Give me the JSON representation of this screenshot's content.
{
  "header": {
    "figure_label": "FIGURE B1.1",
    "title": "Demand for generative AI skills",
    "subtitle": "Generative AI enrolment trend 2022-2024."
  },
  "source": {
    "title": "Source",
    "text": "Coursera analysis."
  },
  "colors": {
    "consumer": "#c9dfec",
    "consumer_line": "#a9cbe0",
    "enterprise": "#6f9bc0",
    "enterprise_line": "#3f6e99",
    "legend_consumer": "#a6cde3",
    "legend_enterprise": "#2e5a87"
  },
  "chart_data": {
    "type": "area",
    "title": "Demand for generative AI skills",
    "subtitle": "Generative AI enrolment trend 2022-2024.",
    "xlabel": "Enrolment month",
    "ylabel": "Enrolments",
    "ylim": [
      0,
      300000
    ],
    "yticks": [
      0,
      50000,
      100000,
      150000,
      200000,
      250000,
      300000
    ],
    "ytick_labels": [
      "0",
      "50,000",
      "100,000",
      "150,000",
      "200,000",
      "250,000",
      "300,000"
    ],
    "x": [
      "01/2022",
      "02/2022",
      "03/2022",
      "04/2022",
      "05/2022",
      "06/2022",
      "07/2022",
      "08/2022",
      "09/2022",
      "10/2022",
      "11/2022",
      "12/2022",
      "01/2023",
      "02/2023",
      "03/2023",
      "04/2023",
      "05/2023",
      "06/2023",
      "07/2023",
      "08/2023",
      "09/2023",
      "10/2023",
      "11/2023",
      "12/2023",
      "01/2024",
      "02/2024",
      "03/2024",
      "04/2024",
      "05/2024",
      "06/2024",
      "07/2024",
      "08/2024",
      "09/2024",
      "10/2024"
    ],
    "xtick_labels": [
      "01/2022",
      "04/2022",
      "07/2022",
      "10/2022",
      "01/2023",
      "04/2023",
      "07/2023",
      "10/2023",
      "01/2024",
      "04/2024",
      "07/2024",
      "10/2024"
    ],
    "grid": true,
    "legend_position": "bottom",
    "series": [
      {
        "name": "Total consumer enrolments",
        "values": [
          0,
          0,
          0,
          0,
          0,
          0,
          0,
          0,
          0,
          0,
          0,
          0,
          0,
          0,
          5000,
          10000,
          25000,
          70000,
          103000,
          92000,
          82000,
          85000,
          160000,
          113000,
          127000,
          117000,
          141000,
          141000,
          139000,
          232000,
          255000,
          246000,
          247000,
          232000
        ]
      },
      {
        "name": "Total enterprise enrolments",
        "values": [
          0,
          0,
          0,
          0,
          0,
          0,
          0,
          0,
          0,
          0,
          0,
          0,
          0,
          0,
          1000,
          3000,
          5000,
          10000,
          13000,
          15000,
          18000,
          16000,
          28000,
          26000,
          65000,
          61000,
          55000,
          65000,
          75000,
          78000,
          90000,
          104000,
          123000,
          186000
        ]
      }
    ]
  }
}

:::

TASK DESCRIPTION: Please repeat the listing above in full and exactly.

RESPONSE:
Give me the JSON representation of this screenshot's content.
{
  "header": {
    "figure_label": "FIGURE B1.1",
    "title": "Demand for generative AI skills",
    "subtitle": "Generative AI enrolment trend 2022-2024."
  },
  "source": {
    "title": "Source",
    "text": "Coursera analysis."
  },
  "colors": {
    "consumer": "#c9dfec",
    "consumer_line": "#a9cbe0",
    "enterprise": "#6f9bc0",
    "enterprise_line": "#3f6e99",
    "legend_consumer": "#a6cde3",
    "legend_enterprise": "#2e5a87"
  },
  "chart_data": {
    "type": "area",
    "title": "Demand for generative AI skills",
    "subtitle": "Generative AI enrolment trend 2022-2024.",
    "xlabel": "Enrolment month",
    "ylabel": "Enrolments",
    "ylim": [
      0,
      300000
    ],
    "yticks": [
      0,
      50000,
      100000,
      150000,
      200000,
      250000,
      300000
    ],
    "ytick_labels": [
      "0",
      "50,000",
      "100,000",
      "150,000",
      "200,000",
      "250,000",
      "300,000"
    ],
    "x": [
      "01/2022",
      "02/2022",
      "03/2022",
      "04/2022",
      "05/2022",
      "06/2022",
      "07/2022",
      "08/2022",
      "09/2022",
      "10/2022",
      "11/2022",
      "12/2022",
      "01/2023",
      "02/2023",
      "03/2023",
      "04/2023",
      "05/2023",
      "06/2023",
      "07/2023",
      "08/2023",
      "09/2023",
      "10/2023",
      "11/2023",
      "12/2023",
      "01/2024",
      "02/2024",
      "03/2024",
      "04/2024",
      "05/2024",
      "06/2024",
      "07/2024",
      "08/2024",
      "09/2024",
      "10/2024"
    ],
    "xtick_labels": [
      "01/2022",
      "04/2022",
      "07/2022",
      "10/2022",
      "01/2023",
      "04/2023",
      "07/2023",
      "10/2023",
      "01/2024",
      "04/2024",
      "07/2024",
      "10/2024"
    ],
    "grid": true,
    "legend_position": "bottom",
    "series": [
      {
        "name": "Total consumer enrolments",
        "values": [
          0,
          0,
          0,
          0,
          0,
          0,
          0,
          0,
          0,
          0,
          0,
          0,
          0,
          0,
          5000,
          10000,
          25000,
          70000,
          103000,
          92000,
          82000,
          85000,
          160000,
          113000,
          127000,
          117000,
          141000,
          141000,
          139000,
          232000,
          255000,
          246000,
          247000,
          232000
        ]
      },
      {
        "name": "Total enterprise enrolments",
        "values": [
          0,
          0,
          0,
          0,
          0,
          0,
          0,
          0,
          0,
          0,
          0,
          0,
          0,
          0,
          1000,
          3000,
          5000,
          10000,
          13000,
          15000,
          18000,
          16000,
          28000,
          26000,
          65000,
          61000,
          55000,
          65000,
          75000,
          78000,
          90000,
          104000,
          123000,
          186000
        ]
      }
    ]
  }
}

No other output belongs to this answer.